■ Extracted data entries
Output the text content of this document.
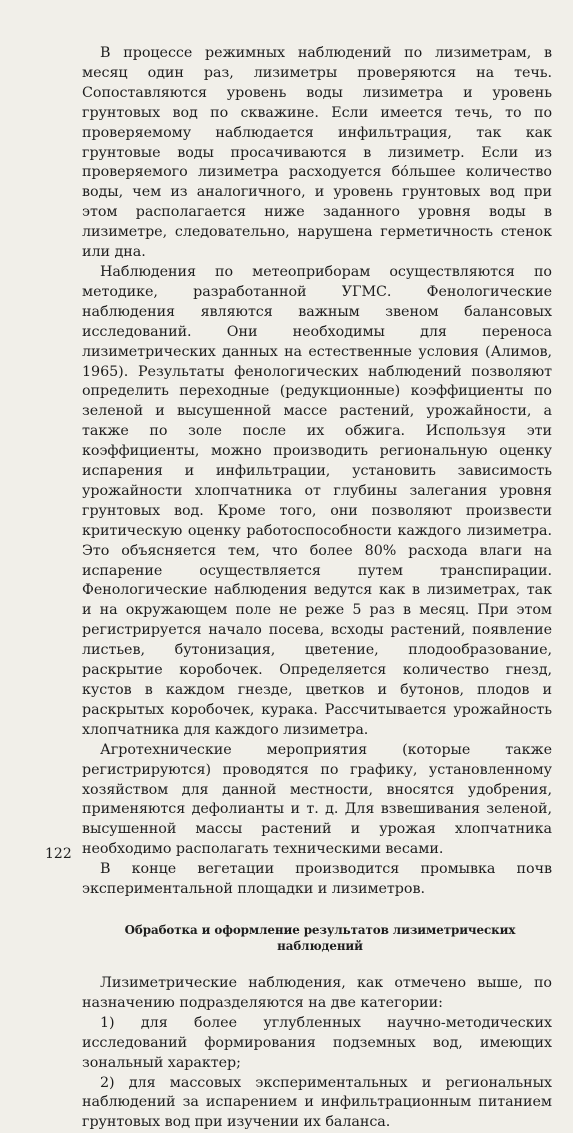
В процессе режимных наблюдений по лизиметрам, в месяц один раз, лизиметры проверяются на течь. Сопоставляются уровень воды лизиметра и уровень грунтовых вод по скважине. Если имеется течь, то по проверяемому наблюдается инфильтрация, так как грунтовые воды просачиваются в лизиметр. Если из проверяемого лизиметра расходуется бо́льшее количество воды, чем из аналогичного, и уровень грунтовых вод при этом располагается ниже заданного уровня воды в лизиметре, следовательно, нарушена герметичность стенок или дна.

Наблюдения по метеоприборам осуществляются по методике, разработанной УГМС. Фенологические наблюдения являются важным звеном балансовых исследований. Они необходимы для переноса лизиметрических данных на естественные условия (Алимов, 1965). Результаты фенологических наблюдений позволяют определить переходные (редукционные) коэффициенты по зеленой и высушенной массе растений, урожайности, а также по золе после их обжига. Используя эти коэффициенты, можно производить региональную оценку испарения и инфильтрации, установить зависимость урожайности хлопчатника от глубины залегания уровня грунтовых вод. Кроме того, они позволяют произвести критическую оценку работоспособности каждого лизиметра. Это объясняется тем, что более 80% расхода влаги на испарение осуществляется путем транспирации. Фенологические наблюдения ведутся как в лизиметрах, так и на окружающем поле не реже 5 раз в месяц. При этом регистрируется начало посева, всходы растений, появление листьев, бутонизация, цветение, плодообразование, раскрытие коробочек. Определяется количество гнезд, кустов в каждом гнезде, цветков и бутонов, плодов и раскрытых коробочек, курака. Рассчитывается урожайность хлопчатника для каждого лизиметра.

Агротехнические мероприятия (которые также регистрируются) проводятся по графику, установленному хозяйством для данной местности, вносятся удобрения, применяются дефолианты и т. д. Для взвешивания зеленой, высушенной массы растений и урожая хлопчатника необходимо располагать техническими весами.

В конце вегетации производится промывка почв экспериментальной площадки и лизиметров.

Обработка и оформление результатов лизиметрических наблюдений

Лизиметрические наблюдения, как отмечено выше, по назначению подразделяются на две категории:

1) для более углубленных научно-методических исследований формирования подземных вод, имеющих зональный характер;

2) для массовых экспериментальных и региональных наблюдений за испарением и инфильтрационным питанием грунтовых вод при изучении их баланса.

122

■ Task
Copy every line that contains the string "высушенной".

■ Complete output
Наблюдения по метеоприборам осуществляются по методике, разработанной УГМС. Фенологические наблюдения являются важным звеном балансовых исследований. Они необходимы для переноса лизиметрических данных на естественные условия (Алимов, 1965). Результаты фенологических наблюдений позволяют определить переходные (редукционные) коэффициенты по зеленой и высушенной массе растений, урожайности, а также по золе после их обжига. Используя эти коэффициенты, можно производить региональную оценку испарения и инфильтрации, установить зависимость урожайности хлопчатника от глубины залегания уровня грунтовых вод. Кроме того, они позволяют произвести критическую оценку работоспособности каждого лизиметра. Это объясняется тем, что более 80% расхода влаги на испарение осуществляется путем транспирации. Фенологические наблюдения ведутся как в лизиметрах, так и на окружающем поле не реже 5 раз в месяц. При этом регистрируется начало посева, всходы растений, появление листьев, бутонизация, цветение, плодообразование, раскрытие коробочек. Определяется количество гнезд, кустов в каждом гнезде, цветков и бутонов, плодов и раскрытых коробочек, курака. Рассчитывается урожайность хлопчатника для каждого лизиметра.
Агротехнические мероприятия (которые также регистрируются) проводятся по графику, установленному хозяйством для данной местности, вносятся удобрения, применяются дефолианты и т. д. Для взвешивания зеленой, высушенной массы растений и урожая хлопчатника необходимо располагать техническими весами.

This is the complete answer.